== Information given ==

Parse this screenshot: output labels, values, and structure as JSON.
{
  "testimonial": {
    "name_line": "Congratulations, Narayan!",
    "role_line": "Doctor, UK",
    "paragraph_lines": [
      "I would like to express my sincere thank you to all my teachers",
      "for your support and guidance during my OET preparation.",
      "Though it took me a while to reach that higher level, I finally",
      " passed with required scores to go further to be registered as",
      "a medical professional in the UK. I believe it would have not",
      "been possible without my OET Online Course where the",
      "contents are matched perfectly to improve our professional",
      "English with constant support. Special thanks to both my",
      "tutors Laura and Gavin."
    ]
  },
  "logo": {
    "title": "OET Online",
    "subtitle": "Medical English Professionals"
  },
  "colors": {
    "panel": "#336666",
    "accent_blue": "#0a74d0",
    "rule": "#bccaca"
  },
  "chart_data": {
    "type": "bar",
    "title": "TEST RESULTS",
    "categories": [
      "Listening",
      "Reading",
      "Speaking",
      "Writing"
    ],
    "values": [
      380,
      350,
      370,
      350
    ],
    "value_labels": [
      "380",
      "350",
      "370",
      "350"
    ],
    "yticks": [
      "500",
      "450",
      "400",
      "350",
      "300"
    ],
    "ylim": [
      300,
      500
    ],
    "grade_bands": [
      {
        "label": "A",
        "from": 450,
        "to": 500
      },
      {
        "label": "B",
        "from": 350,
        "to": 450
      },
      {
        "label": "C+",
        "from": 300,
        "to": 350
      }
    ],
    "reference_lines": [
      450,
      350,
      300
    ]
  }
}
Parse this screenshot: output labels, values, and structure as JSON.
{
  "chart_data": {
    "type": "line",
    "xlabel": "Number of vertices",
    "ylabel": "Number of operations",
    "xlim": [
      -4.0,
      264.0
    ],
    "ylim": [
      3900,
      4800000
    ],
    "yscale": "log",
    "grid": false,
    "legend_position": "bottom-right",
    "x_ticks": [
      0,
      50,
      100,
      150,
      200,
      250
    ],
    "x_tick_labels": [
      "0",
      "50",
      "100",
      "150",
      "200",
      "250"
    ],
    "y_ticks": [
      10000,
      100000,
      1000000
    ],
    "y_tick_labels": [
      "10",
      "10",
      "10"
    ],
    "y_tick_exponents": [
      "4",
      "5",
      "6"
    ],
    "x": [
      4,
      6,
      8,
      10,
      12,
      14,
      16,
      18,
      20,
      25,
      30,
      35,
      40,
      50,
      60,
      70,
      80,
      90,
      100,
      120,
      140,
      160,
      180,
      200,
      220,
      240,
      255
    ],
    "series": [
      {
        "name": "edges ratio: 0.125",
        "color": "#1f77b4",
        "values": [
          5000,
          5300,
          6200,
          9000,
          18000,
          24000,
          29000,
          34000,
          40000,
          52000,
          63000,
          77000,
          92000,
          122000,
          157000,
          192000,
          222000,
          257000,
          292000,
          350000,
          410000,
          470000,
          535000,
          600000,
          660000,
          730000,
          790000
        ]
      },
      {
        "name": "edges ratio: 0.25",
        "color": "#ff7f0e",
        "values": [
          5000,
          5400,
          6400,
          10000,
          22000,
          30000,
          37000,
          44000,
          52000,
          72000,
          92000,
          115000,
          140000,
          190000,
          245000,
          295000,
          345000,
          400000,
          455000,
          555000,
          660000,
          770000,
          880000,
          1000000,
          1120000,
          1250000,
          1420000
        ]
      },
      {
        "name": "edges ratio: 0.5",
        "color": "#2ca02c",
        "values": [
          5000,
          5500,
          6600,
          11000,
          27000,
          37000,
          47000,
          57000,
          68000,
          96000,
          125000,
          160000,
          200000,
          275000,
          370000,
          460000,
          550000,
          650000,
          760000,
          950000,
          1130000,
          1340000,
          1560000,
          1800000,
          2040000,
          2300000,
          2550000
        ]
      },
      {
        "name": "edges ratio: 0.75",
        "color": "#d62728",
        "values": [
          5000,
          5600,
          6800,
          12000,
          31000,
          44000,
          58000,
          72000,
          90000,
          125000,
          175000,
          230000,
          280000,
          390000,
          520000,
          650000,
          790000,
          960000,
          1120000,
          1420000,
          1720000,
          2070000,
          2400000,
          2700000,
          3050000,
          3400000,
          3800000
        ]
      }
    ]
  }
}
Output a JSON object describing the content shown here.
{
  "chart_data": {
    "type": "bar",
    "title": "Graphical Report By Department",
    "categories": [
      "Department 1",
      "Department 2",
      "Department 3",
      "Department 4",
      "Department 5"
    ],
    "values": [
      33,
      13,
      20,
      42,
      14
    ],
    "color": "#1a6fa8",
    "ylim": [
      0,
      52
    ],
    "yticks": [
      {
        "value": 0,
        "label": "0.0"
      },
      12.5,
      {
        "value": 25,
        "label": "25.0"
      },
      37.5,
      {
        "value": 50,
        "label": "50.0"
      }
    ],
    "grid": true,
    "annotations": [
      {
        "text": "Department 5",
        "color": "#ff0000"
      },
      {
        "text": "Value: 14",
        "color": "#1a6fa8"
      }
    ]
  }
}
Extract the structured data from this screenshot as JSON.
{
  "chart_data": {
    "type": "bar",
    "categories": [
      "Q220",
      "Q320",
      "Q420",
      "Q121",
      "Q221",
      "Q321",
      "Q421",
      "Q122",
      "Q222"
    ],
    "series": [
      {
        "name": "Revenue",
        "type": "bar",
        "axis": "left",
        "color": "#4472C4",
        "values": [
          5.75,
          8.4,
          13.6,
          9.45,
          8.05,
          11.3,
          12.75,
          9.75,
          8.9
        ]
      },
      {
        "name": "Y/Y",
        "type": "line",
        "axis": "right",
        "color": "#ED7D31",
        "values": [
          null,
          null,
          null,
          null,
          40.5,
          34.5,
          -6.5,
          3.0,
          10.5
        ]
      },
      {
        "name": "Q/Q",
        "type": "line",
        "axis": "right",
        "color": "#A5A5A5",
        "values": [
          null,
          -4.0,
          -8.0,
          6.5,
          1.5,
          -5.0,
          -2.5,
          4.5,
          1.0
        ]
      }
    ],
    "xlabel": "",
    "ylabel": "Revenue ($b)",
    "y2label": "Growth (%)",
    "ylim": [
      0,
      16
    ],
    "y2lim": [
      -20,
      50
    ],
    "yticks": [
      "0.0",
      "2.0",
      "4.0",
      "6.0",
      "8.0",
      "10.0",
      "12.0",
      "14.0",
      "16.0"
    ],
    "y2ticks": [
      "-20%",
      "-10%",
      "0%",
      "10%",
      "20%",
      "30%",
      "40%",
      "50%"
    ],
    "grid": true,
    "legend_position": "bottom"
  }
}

===

Print every record above exactly as written.

Exercise result.
Parse this screenshot: output labels, values, and structure as JSON.
{
  "testimonial": {
    "name_line": "Congratulations, Narayan!",
    "role_line": "Doctor, UK",
    "paragraph_lines": [
      "I would like to express my sincere thank you to all my teachers",
      "for your support and guidance during my OET preparation.",
      "Though it took me a while to reach that higher level, I finally",
      " passed with required scores to go further to be registered as",
      "a medical professional in the UK. I believe it would have not",
      "been possible without my OET Online Course where the",
      "contents are matched perfectly to improve our professional",
      "English with constant support. Special thanks to both my",
      "tutors Laura and Gavin."
    ]
  },
  "logo": {
    "title": "OET Online",
    "subtitle": "Medical English Professionals"
  },
  "colors": {
    "panel": "#336666",
    "accent_blue": "#0a74d0",
    "rule": "#bccaca"
  },
  "chart_data": {
    "type": "bar",
    "title": "TEST RESULTS",
    "categories": [
      "Listening",
      "Reading",
      "Speaking",
      "Writing"
    ],
    "values": [
      380,
      350,
      370,
      350
    ],
    "value_labels": [
      "380",
      "350",
      "370",
      "350"
    ],
    "yticks": [
      "500",
      "450",
      "400",
      "350",
      "300"
    ],
    "ylim": [
      300,
      500
    ],
    "grade_bands": [
      {
        "label": "A",
        "from": 450,
        "to": 500
      },
      {
        "label": "B",
        "from": 350,
        "to": 450
      },
      {
        "label": "C+",
        "from": 300,
        "to": 350
      }
    ],
    "reference_lines": [
      450,
      350,
      300
    ]
  }
}
Parse this screenshot: output labels, values, and structure as JSON.
{
  "chart_data": {
    "type": "line",
    "xlabel": "Number of vertices",
    "ylabel": "Number of operations",
    "xlim": [
      -4.0,
      264.0
    ],
    "ylim": [
      3900,
      4800000
    ],
    "yscale": "log",
    "grid": false,
    "legend_position": "bottom-right",
    "x_ticks": [
      0,
      50,
      100,
      150,
      200,
      250
    ],
    "x_tick_labels": [
      "0",
      "50",
      "100",
      "150",
      "200",
      "250"
    ],
    "y_ticks": [
      10000,
      100000,
      1000000
    ],
    "y_tick_labels": [
      "10",
      "10",
      "10"
    ],
    "y_tick_exponents": [
      "4",
      "5",
      "6"
    ],
    "x": [
      4,
      6,
      8,
      10,
      12,
      14,
      16,
      18,
      20,
      25,
      30,
      35,
      40,
      50,
      60,
      70,
      80,
      90,
      100,
      120,
      140,
      160,
      180,
      200,
      220,
      240,
      255
    ],
    "series": [
      {
        "name": "edges ratio: 0.125",
        "color": "#1f77b4",
        "values": [
          5000,
          5300,
          6200,
          9000,
          18000,
          24000,
          29000,
          34000,
          40000,
          52000,
          63000,
          77000,
          92000,
          122000,
          157000,
          192000,
          222000,
          257000,
          292000,
          350000,
          410000,
          470000,
          535000,
          600000,
          660000,
          730000,
          790000
        ]
      },
      {
        "name": "edges ratio: 0.25",
        "color": "#ff7f0e",
        "values": [
          5000,
          5400,
          6400,
          10000,
          22000,
          30000,
          37000,
          44000,
          52000,
          72000,
          92000,
          115000,
          140000,
          190000,
          245000,
          295000,
          345000,
          400000,
          455000,
          555000,
          660000,
          770000,
          880000,
          1000000,
          1120000,
          1250000,
          1420000
        ]
      },
      {
        "name": "edges ratio: 0.5",
        "color": "#2ca02c",
        "values": [
          5000,
          5500,
          6600,
          11000,
          27000,
          37000,
          47000,
          57000,
          68000,
          96000,
          125000,
          160000,
          200000,
          275000,
          370000,
          460000,
          550000,
          650000,
          760000,
          950000,
          1130000,
          1340000,
          1560000,
          1800000,
          2040000,
          2300000,
          2550000
        ]
      },
      {
        "name": "edges ratio: 0.75",
        "color": "#d62728",
        "values": [
          5000,
          5600,
          6800,
          12000,
          31000,
          44000,
          58000,
          72000,
          90000,
          125000,
          175000,
          230000,
          280000,
          390000,
          520000,
          650000,
          790000,
          960000,
          1120000,
          1420000,
          1720000,
          2070000,
          2400000,
          2700000,
          3050000,
          3400000,
          3800000
        ]
      }
    ]
  }
}
Output a JSON object describing the content shown here.
{
  "chart_data": {
    "type": "bar",
    "title": "Graphical Report By Department",
    "categories": [
      "Department 1",
      "Department 2",
      "Department 3",
      "Department 4",
      "Department 5"
    ],
    "values": [
      33,
      13,
      20,
      42,
      14
    ],
    "color": "#1a6fa8",
    "ylim": [
      0,
      52
    ],
    "yticks": [
      {
        "value": 0,
        "label": "0.0"
      },
      12.5,
      {
        "value": 25,
        "label": "25.0"
      },
      37.5,
      {
        "value": 50,
        "label": "50.0"
      }
    ],
    "grid": true,
    "annotations": [
      {
        "text": "Department 5",
        "color": "#ff0000"
      },
      {
        "text": "Value: 14",
        "color": "#1a6fa8"
      }
    ]
  }
}
Extract the structured data from this screenshot as JSON.
{
  "chart_data": {
    "type": "bar",
    "categories": [
      "Q220",
      "Q320",
      "Q420",
      "Q121",
      "Q221",
      "Q321",
      "Q421",
      "Q122",
      "Q222"
    ],
    "series": [
      {
        "name": "Revenue",
        "type": "bar",
        "axis": "left",
        "color": "#4472C4",
        "values": [
          5.75,
          8.4,
          13.6,
          9.45,
          8.05,
          11.3,
          12.75,
          9.75,
          8.9
        ]
      },
      {
        "name": "Y/Y",
        "type": "line",
        "axis": "right",
        "color": "#ED7D31",
        "values": [
          null,
          null,
          null,
          null,
          40.5,
          34.5,
          -6.5,
          3.0,
          10.5
        ]
      },
      {
        "name": "Q/Q",
        "type": "line",
        "axis": "right",
        "color": "#A5A5A5",
        "values": [
          null,
          -4.0,
          -8.0,
          6.5,
          1.5,
          -5.0,
          -2.5,
          4.5,
          1.0
        ]
      }
    ],
    "xlabel": "",
    "ylabel": "Revenue ($b)",
    "y2label": "Growth (%)",
    "ylim": [
      0,
      16
    ],
    "y2lim": [
      -20,
      50
    ],
    "yticks": [
      "0.0",
      "2.0",
      "4.0",
      "6.0",
      "8.0",
      "10.0",
      "12.0",
      "14.0",
      "16.0"
    ],
    "y2ticks": [
      "-20%",
      "-10%",
      "0%",
      "10%",
      "20%",
      "30%",
      "40%",
      "50%"
    ],
    "grid": true,
    "legend_position": "bottom"
  }
}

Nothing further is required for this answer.